**WRITTEN TASK**: Tally the lines below that contain the word "Rainabam", and give only that number.

* Begin THE RECORDS *

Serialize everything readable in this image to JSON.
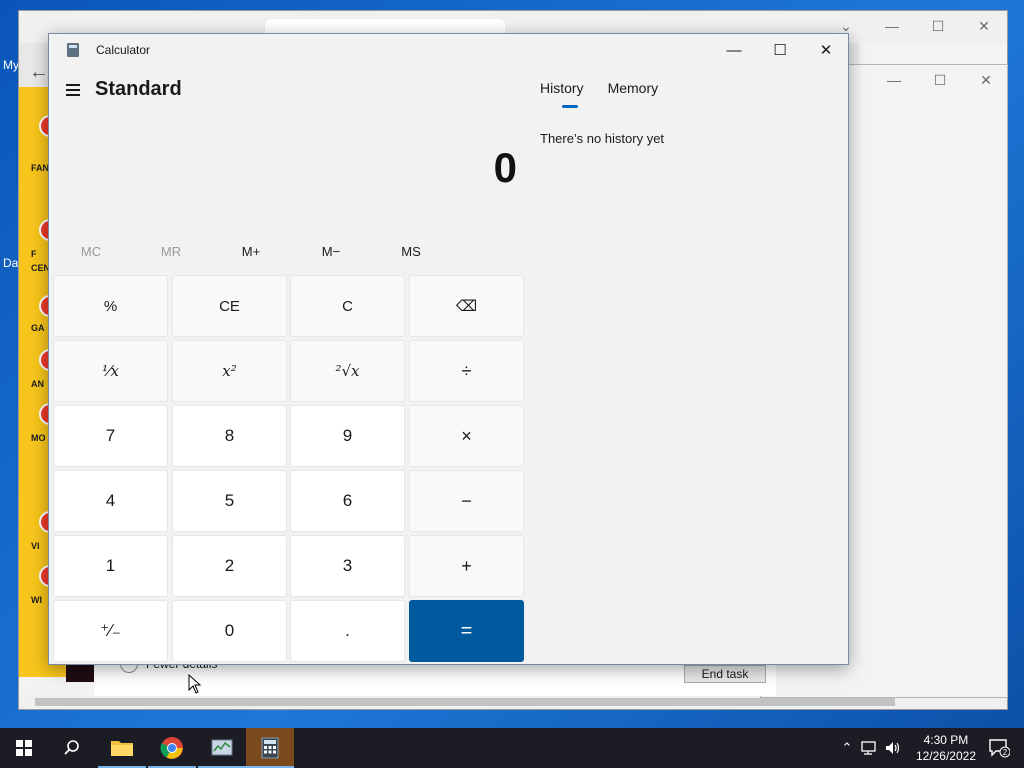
{
  "desktop": {
    "label_my": "My",
    "label_da": "Da"
  },
  "browser": {
    "sidebar_labels": [
      "FAN",
      "F",
      "CEN",
      "GA",
      "AN",
      "MO",
      "VI",
      "WI"
    ]
  },
  "taskmgr": {
    "fewer_details_label": "Fewer details",
    "end_task_label": "End task"
  },
  "calculator": {
    "title": "Calculator",
    "mode": "Standard",
    "display_value": "0",
    "memory_buttons": [
      {
        "label": "MC",
        "enabled": false
      },
      {
        "label": "MR",
        "enabled": false
      },
      {
        "label": "M+",
        "enabled": true
      },
      {
        "label": "M−",
        "enabled": true
      },
      {
        "label": "MS",
        "enabled": true
      }
    ],
    "tabs": {
      "history": "History",
      "memory": "Memory"
    },
    "history_empty_text": "There’s no history yet",
    "keys": {
      "percent": "%",
      "ce": "CE",
      "c": "C",
      "backspace": "⌫",
      "reciprocal": "⅟x",
      "square": "x²",
      "sqrt": "²√x",
      "divide": "÷",
      "seven": "7",
      "eight": "8",
      "nine": "9",
      "multiply": "×",
      "four": "4",
      "five": "5",
      "six": "6",
      "minus": "−",
      "one": "1",
      "two": "2",
      "three": "3",
      "plus": "+",
      "negate": "⁺∕₋",
      "zero": "0",
      "decimal": ".",
      "equals": "="
    },
    "accent_color": "#005a9e"
  },
  "taskbar": {
    "time": "4:30 PM",
    "date": "12/26/2022",
    "notification_count": "2"
  }
}
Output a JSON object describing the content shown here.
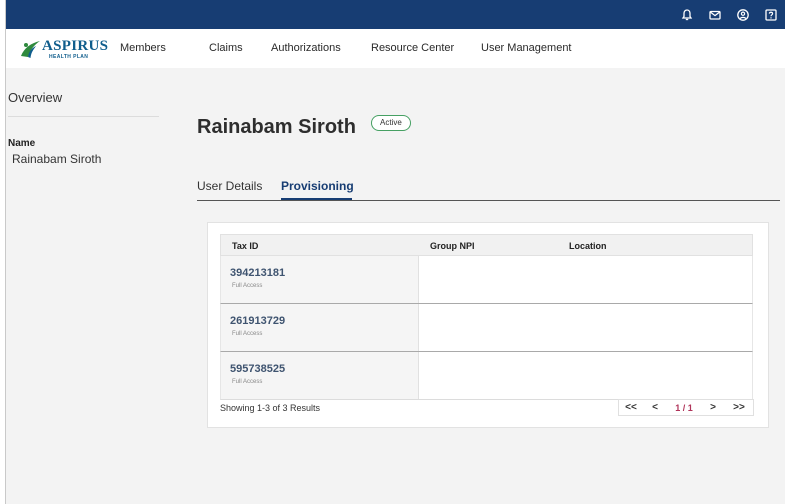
{
  "topbar": {
    "icons": [
      "bell-icon",
      "mail-icon",
      "user-circle-icon",
      "help-icon"
    ]
  },
  "brand": {
    "name": "ASPIRUS",
    "sub": "HEALTH PLAN"
  },
  "nav": {
    "items": [
      "Members",
      "Claims",
      "Authorizations",
      "Resource Center",
      "User Management"
    ]
  },
  "sidebar": {
    "overview": "Overview",
    "name_label": "Name",
    "name_value": "Rainabam Siroth"
  },
  "user": {
    "name": "Rainabam Siroth",
    "status": "Active"
  },
  "tabs": [
    "User Details",
    "Provisioning"
  ],
  "active_tab": "Provisioning",
  "table": {
    "columns": [
      "Tax ID",
      "Group NPI",
      "Location"
    ],
    "rows": [
      {
        "tax_id": "394213181",
        "access": "Full Access",
        "group_npi": "",
        "location": ""
      },
      {
        "tax_id": "261913729",
        "access": "Full Access",
        "group_npi": "",
        "location": ""
      },
      {
        "tax_id": "595738525",
        "access": "Full Access",
        "group_npi": "",
        "location": ""
      }
    ]
  },
  "pagination": {
    "summary": "Showing 1-3 of 3 Results",
    "first": "<<",
    "prev": "<",
    "page": "1 / 1",
    "next": ">",
    "last": ">>"
  },
  "colors": {
    "topbar": "#173d73",
    "accent": "#173d73",
    "badge_border": "#46a063",
    "page_number": "#b0345a"
  }
}
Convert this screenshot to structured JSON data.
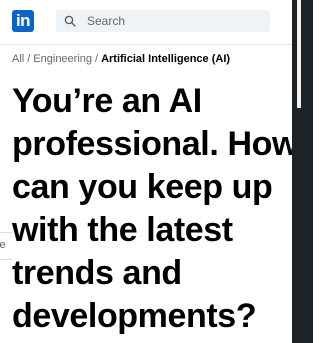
{
  "nav": {
    "logo_text": "in",
    "search": {
      "placeholder": "Search",
      "icon": "search-icon"
    }
  },
  "breadcrumb": {
    "items": [
      "All",
      "Engineering"
    ],
    "separator": "/",
    "current": "Artificial Intelligence (AI)"
  },
  "article": {
    "title": "You’re an AI professional. How can you keep up with the latest trends and developments?"
  },
  "background": {
    "partial_text": "le"
  },
  "colors": {
    "brand": "#0a66c2",
    "search_bg": "#eef3f8",
    "frame": "#1d2226"
  }
}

* End THE RECORDS *

**EXERCISE OUTPUT**: 2